*Directions for this task:* Repeat each entry in full, exactly.

[start]

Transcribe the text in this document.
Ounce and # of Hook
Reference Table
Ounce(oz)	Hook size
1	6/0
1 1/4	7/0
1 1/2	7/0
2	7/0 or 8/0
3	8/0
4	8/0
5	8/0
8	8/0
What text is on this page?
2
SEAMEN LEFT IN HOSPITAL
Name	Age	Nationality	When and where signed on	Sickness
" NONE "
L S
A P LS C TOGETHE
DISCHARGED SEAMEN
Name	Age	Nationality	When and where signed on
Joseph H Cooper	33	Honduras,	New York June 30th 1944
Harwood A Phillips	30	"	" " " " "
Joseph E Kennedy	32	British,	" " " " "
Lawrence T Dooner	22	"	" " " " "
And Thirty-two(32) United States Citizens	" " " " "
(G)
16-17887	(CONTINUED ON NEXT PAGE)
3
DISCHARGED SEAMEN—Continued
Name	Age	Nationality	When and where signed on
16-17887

[end]

*Answer to this task:*
Transcribe the text in this document.
Ounce and # of Hook
Reference Table
Ounce(oz)	Hook size
1	6/0
1 1/4	7/0
1 1/2	7/0
2	7/0 or 8/0
3	8/0
4	8/0
5	8/0
8	8/0
What text is on this page?
2
SEAMEN LEFT IN HOSPITAL
Name	Age	Nationality	When and where signed on	Sickness
" NONE "
L S
A P LS C TOGETHE
DISCHARGED SEAMEN
Name	Age	Nationality	When and where signed on
Joseph H Cooper	33	Honduras,	New York June 30th 1944
Harwood A Phillips	30	"	" " " " "
Joseph E Kennedy	32	British,	" " " " "
Lawrence T Dooner	22	"	" " " " "
And Thirty-two(32) United States Citizens	" " " " "
(G)
16-17887	(CONTINUED ON NEXT PAGE)
3
DISCHARGED SEAMEN—Continued
Name	Age	Nationality	When and where signed on
16-17887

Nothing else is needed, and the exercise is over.